==== Raw records ====

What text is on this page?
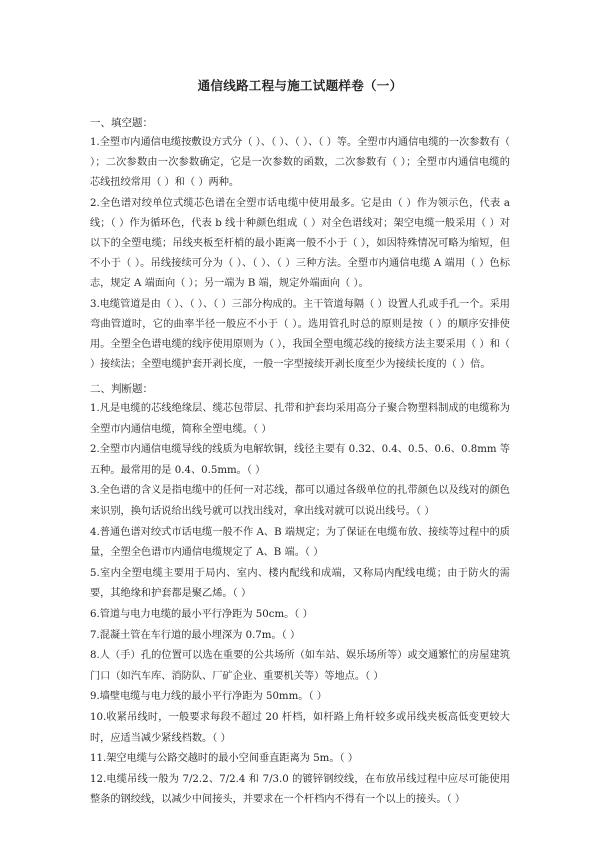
通信线路工程与施工试题样卷（一）

一、填空题：

1.全塑市内通信电缆按敷设方式分（ ）、（ ）、（ ）、（ ）等。全塑市内通信电缆的一次参数有（ ）；二次参数由一次参数确定，它是一次参数的函数，二次参数有（ ）；全塑市内通信电缆的芯线扭绞常用（ ）和（ ）两种。

2.全色谱对绞单位式缆芯色谱在全塑市话电缆中使用最多。它是由（ ）作为领示色，代表 a 线；（ ）作为循环色，代表 b 线十种颜色组成（ ）对全色谱线对；架空电缆一般采用（ ）对以下的全塑电缆；吊线夹板至杆梢的最小距离一般不小于（ ），如因特殊情况可略为缩短，但不小于（ ）。吊线接续可分为（ ）、（ ）、（ ）三种方法。全塑市内通信电缆 A 端用（ ）色标志，规定 A 端面向（ ）；另一端为 B 端，规定外端面向（ ）。

3.电缆管道是由（ ）、（ ）、（ ）三部分构成的。主干管道每隔（ ）设置人孔或手孔一个。采用弯曲管道时，它的曲率半径一般应不小于（ ）。选用管孔时总的原则是按（ ）的顺序安排使用。全塑全色谱电缆的线序使用原则为（ ），我国全塑电缆芯线的接续方法主要采用（ ）和（ ）接续法；全塑电缆护套开剥长度，一般一字型接续开剥长度至少为接续长度的（ ）倍。

二、判断题：

1.凡是电缆的芯线绝缘层、缆芯包带层、扎带和护套均采用高分子聚合物塑料制成的电缆称为全塑市内通信电缆，简称全塑电缆。（ ）

2.全塑市内通信电缆导线的线质为电解软铜，线径主要有 0.32、0.4、0.5、0.6、0.8mm 等五种。最常用的是 0.4、0.5mm。（ ）

3.全色谱的含义是指电缆中的任何一对芯线，都可以通过各级单位的扎带颜色以及线对的颜色来识别，换句话说给出线号就可以找出线对，拿出线对就可以说出线号。（ ）

4.普通色谱对绞式市话电缆一般不作 A、B 端规定；为了保证在电缆布放、接续等过程中的质量，全塑全色谱市内通信电缆规定了 A、B 端。（ ）

5.室内全塑电缆主要用于局内、室内、楼内配线和成端，又称局内配线电缆；由于防火的需要，其绝缘和护套都是聚乙烯。（ ）

6.管道与电力电缆的最小平行净距为 50cm。（ ）

7.混凝土管在车行道的最小埋深为 0.7m。（ ）

8.人（手）孔的位置可以选在重要的公共场所（如车站、娱乐场所等）或交通繁忙的房屋建筑门口（如汽车库、消防队、厂矿企业、重要机关等）等地点。（ ）

9.墙壁电缆与电力线的最小平行净距为 50mm。（ ）

10.收紧吊线时，一般要求每段不超过 20 杆档，如杆路上角杆较多或吊线夹板高低变更较大时，应适当减少紧线档数。（ ）

11.架空电缆与公路交越时的最小空间垂直距离为 5m。（ ）

12.电缆吊线一般为 7/2.2、7/2.4 和 7/3.0 的镀锌钢绞线，在布放吊线过程中应尽可能使用整条的钢绞线，以减少中间接头，并要求在一个杆档内不得有一个以上的接头。（ ）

====

» What is needed:
Extract all the entries word for word; omit any pictures.

» Result of the exercise:
What text is on this page?
通信线路工程与施工试题样卷（一）

一、填空题：

1.全塑市内通信电缆按敷设方式分（ ）、（ ）、（ ）、（ ）等。全塑市内通信电缆的一次参数有（ ）；二次参数由一次参数确定，它是一次参数的函数，二次参数有（ ）；全塑市内通信电缆的芯线扭绞常用（ ）和（ ）两种。

2.全色谱对绞单位式缆芯色谱在全塑市话电缆中使用最多。它是由（ ）作为领示色，代表 a 线；（ ）作为循环色，代表 b 线十种颜色组成（ ）对全色谱线对；架空电缆一般采用（ ）对以下的全塑电缆；吊线夹板至杆梢的最小距离一般不小于（ ），如因特殊情况可略为缩短，但不小于（ ）。吊线接续可分为（ ）、（ ）、（ ）三种方法。全塑市内通信电缆 A 端用（ ）色标志，规定 A 端面向（ ）；另一端为 B 端，规定外端面向（ ）。

3.电缆管道是由（ ）、（ ）、（ ）三部分构成的。主干管道每隔（ ）设置人孔或手孔一个。采用弯曲管道时，它的曲率半径一般应不小于（ ）。选用管孔时总的原则是按（ ）的顺序安排使用。全塑全色谱电缆的线序使用原则为（ ），我国全塑电缆芯线的接续方法主要采用（ ）和（ ）接续法；全塑电缆护套开剥长度，一般一字型接续开剥长度至少为接续长度的（ ）倍。

二、判断题：

1.凡是电缆的芯线绝缘层、缆芯包带层、扎带和护套均采用高分子聚合物塑料制成的电缆称为全塑市内通信电缆，简称全塑电缆。（ ）

2.全塑市内通信电缆导线的线质为电解软铜，线径主要有 0.32、0.4、0.5、0.6、0.8mm 等五种。最常用的是 0.4、0.5mm。（ ）

3.全色谱的含义是指电缆中的任何一对芯线，都可以通过各级单位的扎带颜色以及线对的颜色来识别，换句话说给出线号就可以找出线对，拿出线对就可以说出线号。（ ）

4.普通色谱对绞式市话电缆一般不作 A、B 端规定；为了保证在电缆布放、接续等过程中的质量，全塑全色谱市内通信电缆规定了 A、B 端。（ ）

5.室内全塑电缆主要用于局内、室内、楼内配线和成端，又称局内配线电缆；由于防火的需要，其绝缘和护套都是聚乙烯。（ ）

6.管道与电力电缆的最小平行净距为 50cm。（ ）

7.混凝土管在车行道的最小埋深为 0.7m。（ ）

8.人（手）孔的位置可以选在重要的公共场所（如车站、娱乐场所等）或交通繁忙的房屋建筑门口（如汽车库、消防队、厂矿企业、重要机关等）等地点。（ ）

9.墙壁电缆与电力线的最小平行净距为 50mm。（ ）

10.收紧吊线时，一般要求每段不超过 20 杆档，如杆路上角杆较多或吊线夹板高低变更较大时，应适当减少紧线档数。（ ）

11.架空电缆与公路交越时的最小空间垂直距离为 5m。（ ）

12.电缆吊线一般为 7/2.2、7/2.4 和 7/3.0 的镀锌钢绞线，在布放吊线过程中应尽可能使用整条的钢绞线，以减少中间接头，并要求在一个杆档内不得有一个以上的接头。（ ）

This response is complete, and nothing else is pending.